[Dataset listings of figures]
········
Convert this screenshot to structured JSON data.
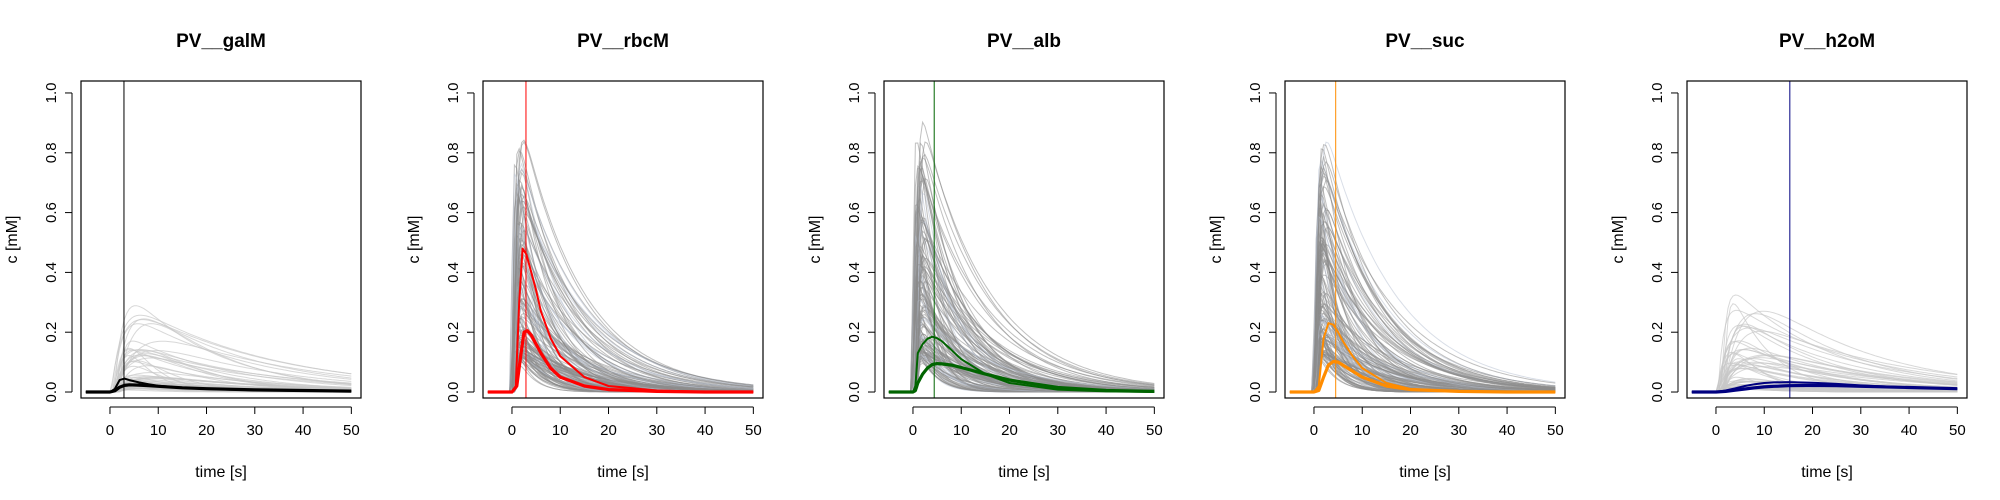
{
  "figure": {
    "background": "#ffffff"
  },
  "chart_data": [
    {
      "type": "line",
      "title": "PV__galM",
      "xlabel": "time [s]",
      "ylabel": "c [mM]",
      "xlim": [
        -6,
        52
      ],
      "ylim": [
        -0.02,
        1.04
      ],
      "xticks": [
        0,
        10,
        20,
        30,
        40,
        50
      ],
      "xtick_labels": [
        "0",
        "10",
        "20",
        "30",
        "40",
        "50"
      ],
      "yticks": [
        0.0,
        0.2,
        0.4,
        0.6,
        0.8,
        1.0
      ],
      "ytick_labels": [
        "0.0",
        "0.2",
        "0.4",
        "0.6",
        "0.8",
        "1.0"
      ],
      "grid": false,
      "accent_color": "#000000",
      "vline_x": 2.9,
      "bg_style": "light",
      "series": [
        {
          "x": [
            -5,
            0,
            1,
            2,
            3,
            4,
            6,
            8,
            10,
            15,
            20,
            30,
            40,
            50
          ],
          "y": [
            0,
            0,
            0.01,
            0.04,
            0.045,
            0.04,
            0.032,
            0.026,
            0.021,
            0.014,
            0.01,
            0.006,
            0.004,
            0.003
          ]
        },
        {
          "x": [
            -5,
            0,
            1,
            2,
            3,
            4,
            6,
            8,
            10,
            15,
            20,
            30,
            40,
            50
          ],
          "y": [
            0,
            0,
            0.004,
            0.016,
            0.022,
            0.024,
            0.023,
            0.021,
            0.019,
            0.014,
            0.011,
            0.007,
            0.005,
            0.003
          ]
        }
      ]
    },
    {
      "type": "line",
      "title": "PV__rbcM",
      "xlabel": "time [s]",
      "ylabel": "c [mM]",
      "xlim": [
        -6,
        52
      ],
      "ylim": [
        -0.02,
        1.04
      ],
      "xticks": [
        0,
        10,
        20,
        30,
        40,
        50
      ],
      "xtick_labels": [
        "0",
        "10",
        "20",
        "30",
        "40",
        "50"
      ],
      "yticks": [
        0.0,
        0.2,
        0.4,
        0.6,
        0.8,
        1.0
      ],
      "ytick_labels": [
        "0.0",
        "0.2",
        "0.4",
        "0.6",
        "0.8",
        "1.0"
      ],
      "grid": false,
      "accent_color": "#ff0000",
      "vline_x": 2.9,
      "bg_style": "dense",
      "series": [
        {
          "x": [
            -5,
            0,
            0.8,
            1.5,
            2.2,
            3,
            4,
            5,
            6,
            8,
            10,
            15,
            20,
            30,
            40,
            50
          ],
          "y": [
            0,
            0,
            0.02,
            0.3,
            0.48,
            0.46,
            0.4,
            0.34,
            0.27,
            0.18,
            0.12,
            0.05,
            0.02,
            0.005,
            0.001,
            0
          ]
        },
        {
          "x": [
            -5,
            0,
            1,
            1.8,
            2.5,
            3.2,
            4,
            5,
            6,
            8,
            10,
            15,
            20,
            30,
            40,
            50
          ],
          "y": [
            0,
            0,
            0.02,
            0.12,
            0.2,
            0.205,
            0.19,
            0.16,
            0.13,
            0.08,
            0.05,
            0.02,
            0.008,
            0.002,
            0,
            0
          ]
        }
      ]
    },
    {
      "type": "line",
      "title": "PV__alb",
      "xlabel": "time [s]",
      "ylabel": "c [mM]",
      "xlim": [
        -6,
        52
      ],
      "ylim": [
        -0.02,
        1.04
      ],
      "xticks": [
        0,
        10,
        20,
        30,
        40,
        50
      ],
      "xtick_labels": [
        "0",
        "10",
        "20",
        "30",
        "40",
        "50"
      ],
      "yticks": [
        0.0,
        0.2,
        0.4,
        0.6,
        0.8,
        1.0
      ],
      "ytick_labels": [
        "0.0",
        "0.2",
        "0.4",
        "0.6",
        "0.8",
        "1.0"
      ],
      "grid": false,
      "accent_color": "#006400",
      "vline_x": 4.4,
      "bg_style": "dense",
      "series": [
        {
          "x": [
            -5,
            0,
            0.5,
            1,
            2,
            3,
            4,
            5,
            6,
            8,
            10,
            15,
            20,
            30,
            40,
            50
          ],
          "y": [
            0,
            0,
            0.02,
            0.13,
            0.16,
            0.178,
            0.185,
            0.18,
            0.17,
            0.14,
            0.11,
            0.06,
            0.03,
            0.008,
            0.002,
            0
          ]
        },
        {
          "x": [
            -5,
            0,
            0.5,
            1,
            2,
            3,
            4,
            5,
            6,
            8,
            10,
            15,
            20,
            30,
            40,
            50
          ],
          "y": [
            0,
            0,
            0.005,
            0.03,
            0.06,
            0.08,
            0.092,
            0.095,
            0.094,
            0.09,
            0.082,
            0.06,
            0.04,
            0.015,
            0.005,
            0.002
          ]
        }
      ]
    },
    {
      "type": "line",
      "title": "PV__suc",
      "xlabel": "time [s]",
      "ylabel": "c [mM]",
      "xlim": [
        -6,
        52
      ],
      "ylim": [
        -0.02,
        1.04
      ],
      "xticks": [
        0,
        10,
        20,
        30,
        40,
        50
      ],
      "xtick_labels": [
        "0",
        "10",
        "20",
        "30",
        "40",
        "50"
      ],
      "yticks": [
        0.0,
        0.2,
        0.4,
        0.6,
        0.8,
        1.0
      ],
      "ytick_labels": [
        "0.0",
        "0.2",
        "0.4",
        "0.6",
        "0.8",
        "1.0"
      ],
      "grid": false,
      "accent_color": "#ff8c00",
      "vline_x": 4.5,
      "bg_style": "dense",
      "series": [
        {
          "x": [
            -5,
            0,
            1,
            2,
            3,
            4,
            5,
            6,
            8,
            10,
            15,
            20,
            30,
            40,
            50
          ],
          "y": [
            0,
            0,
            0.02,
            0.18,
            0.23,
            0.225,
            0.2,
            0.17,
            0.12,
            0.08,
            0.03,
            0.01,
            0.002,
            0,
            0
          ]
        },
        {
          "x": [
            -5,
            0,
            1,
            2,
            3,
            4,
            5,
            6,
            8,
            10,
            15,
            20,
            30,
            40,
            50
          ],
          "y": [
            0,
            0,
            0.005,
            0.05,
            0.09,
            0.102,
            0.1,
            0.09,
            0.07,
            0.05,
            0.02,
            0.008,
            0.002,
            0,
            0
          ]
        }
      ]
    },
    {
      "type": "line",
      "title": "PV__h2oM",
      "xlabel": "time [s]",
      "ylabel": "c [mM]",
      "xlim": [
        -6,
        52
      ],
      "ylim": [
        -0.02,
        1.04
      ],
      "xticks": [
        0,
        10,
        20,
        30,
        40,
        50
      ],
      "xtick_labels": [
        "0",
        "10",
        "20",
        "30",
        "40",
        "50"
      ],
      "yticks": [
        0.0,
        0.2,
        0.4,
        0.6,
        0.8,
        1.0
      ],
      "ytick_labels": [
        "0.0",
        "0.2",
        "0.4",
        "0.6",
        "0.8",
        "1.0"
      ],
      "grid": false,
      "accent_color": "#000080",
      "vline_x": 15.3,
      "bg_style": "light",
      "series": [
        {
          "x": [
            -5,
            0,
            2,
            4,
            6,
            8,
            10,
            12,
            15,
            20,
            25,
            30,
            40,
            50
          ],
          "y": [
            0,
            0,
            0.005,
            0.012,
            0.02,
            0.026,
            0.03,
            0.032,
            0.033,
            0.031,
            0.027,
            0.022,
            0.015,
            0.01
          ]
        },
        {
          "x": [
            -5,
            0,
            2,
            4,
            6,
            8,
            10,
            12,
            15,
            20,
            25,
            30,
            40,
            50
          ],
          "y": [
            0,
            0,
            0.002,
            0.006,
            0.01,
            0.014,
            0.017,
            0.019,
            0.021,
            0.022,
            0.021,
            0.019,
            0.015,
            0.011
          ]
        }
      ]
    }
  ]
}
········
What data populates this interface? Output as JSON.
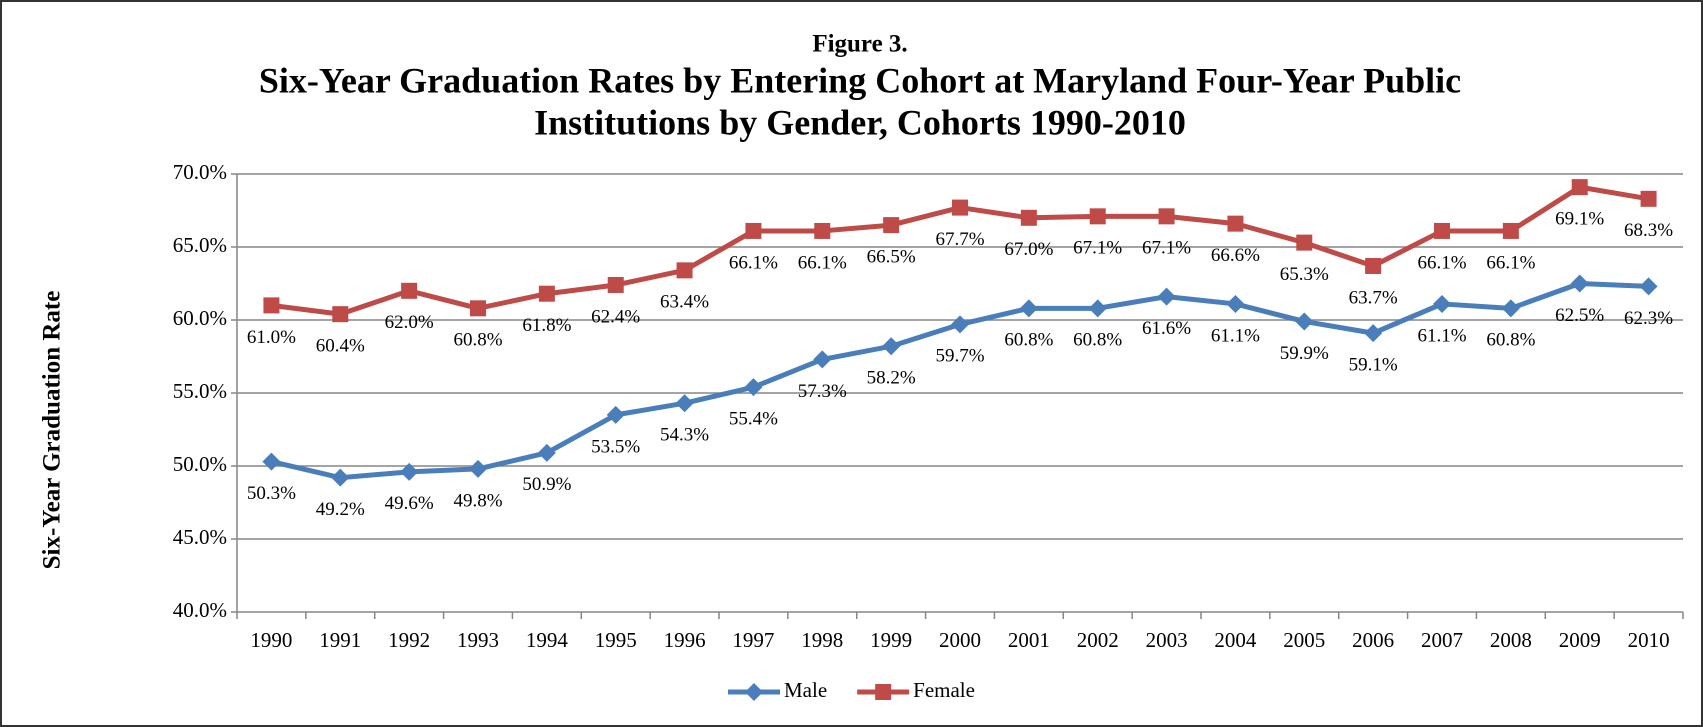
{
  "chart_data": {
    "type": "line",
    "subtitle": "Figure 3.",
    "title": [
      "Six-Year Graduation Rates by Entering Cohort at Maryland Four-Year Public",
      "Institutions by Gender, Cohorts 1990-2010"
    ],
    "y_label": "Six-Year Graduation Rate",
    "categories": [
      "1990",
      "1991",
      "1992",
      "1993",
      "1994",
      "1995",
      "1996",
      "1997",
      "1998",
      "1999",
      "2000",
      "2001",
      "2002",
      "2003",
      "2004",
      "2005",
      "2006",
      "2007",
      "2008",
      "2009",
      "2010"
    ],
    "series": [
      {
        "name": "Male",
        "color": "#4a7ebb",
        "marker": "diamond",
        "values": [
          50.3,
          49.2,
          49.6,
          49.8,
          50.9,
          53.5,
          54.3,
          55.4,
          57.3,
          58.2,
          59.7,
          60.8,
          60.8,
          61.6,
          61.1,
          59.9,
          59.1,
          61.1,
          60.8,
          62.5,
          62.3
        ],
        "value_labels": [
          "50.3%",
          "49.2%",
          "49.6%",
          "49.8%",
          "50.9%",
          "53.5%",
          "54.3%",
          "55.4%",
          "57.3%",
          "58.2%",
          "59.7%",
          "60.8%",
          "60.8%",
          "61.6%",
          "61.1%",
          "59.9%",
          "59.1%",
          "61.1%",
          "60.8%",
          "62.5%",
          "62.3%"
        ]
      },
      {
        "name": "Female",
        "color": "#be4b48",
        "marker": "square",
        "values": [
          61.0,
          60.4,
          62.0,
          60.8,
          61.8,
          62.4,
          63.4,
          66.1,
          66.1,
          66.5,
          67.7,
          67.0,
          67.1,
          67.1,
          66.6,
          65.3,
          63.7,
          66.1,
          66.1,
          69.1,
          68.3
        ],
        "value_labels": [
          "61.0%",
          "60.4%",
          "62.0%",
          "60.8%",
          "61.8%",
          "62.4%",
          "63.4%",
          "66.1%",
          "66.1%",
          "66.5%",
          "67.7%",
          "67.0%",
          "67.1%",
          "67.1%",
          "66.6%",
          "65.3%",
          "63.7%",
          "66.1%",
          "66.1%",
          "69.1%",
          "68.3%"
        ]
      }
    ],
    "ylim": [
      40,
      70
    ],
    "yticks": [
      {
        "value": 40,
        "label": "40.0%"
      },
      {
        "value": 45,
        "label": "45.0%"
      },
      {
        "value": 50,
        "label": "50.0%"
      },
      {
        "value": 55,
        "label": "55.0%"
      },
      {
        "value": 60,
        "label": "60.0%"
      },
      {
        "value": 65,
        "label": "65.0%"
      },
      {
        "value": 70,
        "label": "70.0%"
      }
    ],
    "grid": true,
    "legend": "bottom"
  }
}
········
> **Task to complete**:
Find the lines of the material that hold the word "this" and report their count alone.

> **Correct result**:
2